Britt Allcroft (born Hilary Mary Allcroft, 14 December 1943) is a British writer, producer, director and voice actress. She is the creator of the children's television series Thomas the Tank Engine & Friends (later re-titled Thomas & Friends), Shining Time Station (with Rick Siggelkow), Mr. Conductor's Thomas Tales and Magic Adventures of Mumfie. She also wrote, co-produced and directed the film Thomas and the Magic Railroad (2000).

Early life
She was born Hilary Mary Allcroft on 14 December 1943 in Worthing, West Sussex, England. At the age of 16, she changed her first name to Britt as her career in British radio and television gained momentum. She went on to create a succession of programmes for the BBC and ITV during the 1970s and 1980s, including Moon Clue Game, Dance Crazy and Keepsakes. Mothers By Daughters, produced for Channel Four, was broadcast by PBS in the United States. She also worked in theatre, staging shows at the London Palladium and Drury Lane Theatres.

Career
While making a documentary about British steam trains in August 1979, Allcroft met the Reverend Wilbert Awdry, author of the children's book series The Railway Series. She said, "It really didn't take me long to become intrigued by the characters, the relationships between them and the nostalgia they invoked." She told him that she wanted to bring these stories to life and made an arrangement to secure certain rights through his then-publishers Kaye & Ward.

In 1980, she co-founded Britt Allcroft Railway Productions (internationally known as The Britt Allcroft Company) with her husband, television producer Angus Wright. It took Allcroft four years to raise the funding for, and create, a first series of 26 episodes in collaboration with director David Mitton. The first two episodes of Thomas the Tank Engine & Friends, shot on 35 mm film, with narration by Ringo Starr in the UK/US and music by Mike O'Donnell and Junior Campbell, were aired together for the first time on British television on 9 October 1984.

The success of the series in the UK, and the merchandising campaign that Allcroft had been organising since 1983, soon led to further success in other parts of the world. In 1989, she and American producer Rick Siggelkow created Shining Time Station, a live-action children's sitcom fronted by the magical character of the miniature Mr. Conductor, who introduced two Thomas stories in each half-hour programme. Shining Time Station won a number of awards and significantly increased the popularity of the Thomas media franchise in the US. Shining Time Station lasted until 1995 and, in 1996, she created the short spin-off series Mr. Conductor's Thomas Tales.

EXTRACTED RECORDS:
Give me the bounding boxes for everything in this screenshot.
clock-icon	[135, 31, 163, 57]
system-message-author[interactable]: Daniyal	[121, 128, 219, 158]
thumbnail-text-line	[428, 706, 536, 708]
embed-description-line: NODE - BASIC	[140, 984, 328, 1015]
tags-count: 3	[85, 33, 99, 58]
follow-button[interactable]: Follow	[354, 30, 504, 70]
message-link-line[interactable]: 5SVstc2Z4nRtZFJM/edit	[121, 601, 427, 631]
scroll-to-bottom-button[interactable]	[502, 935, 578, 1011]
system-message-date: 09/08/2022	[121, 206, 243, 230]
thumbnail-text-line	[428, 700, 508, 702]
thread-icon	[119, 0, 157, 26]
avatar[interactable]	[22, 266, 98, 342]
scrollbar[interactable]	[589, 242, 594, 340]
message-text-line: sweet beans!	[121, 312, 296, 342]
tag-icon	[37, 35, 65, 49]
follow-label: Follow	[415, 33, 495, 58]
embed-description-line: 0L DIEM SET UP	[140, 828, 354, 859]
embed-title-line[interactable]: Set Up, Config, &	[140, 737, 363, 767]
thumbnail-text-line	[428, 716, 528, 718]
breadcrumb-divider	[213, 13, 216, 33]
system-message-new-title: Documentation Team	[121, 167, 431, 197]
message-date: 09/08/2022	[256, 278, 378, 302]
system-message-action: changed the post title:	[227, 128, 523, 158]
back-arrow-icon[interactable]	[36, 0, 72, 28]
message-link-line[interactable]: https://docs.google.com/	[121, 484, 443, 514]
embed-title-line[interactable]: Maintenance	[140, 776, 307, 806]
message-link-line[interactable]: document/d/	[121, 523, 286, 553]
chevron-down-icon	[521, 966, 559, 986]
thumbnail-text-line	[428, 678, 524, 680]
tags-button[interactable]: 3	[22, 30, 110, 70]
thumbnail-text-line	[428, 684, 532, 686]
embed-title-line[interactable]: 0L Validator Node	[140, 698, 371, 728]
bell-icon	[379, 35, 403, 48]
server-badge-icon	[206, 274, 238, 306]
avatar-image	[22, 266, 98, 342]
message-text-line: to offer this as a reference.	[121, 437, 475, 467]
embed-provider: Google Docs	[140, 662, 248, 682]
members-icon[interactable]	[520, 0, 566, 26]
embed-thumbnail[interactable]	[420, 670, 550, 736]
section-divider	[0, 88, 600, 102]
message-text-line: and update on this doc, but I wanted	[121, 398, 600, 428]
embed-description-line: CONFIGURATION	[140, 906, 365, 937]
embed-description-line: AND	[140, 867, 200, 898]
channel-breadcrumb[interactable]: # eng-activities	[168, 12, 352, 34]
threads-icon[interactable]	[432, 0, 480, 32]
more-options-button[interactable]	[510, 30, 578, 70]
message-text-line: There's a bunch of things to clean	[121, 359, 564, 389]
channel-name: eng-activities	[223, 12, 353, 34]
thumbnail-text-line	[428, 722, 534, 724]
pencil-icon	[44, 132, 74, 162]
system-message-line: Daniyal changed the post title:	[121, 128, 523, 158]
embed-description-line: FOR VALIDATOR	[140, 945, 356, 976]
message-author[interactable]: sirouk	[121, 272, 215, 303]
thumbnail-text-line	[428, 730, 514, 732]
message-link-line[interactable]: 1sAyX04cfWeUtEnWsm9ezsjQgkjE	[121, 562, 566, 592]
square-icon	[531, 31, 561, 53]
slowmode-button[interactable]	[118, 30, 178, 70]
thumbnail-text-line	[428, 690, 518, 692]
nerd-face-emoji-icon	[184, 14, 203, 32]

GIVEN PROBLEM A: Revise the passage on Britt Allcroft from "The success of" up to and including "Conductor's Thomas Tales.", and replace "sitcom" with "comedy".
GIVEN PROBLEM B: Resume the account of Britt Allcroft's life and career right after its final sentence.

TASK RESPONSE A:
The success of the series in the UK, and the merchandising campaign that Allcroft had been organising since 1983, soon led to further success in other parts of the world. In 1989, she and American producer Rick Siggelkow created Shining Time Station, a live-action children's comedy fronted by the magical character of the miniature Mr. Conductor, who introduced two Thomas stories in each half-hour programme. Shining Time Station won a number of awards and significantly increased the popularity of the Thomas media franchise in the US. Shining Time Station lasted until 1995 and, in 1996, she created the short spin-off series Mr. Conductor's Thomas Tales.

TASK RESPONSE B:
In 1994, Allcroft followed Thomas the Tank Engine & Friends and Shining Time Station with the cartoon-animated Magic Adventures of Mumfie, in collaboration with director John Collins. Inspired by the books by Katharine Tozer, that production received critical acclaim and was seen worldwide. In 2008, several years after she left her original company, Allcroft revived the Mumfie library, and a reboot series eventually aired in 2021.

Allcroft wrote and directed Thomas and the Magic Railroad, a film based on the Thomas franchise, that was released in 2000. She also provided the voice of the character Lady. The film was a critical and commercial failure. The poor box-office performance of the film caused Allcroft to resign as deputy chairman of her company in September 2000. She has not been active in the industry since then.

Personal life
Allcroft was previously married to television producer Angus Wright, but later divorced. She has two children.

Filmography

References

Further reading
"Thomas Flotation Steams Ahead" (The Independent, 18 October 1996).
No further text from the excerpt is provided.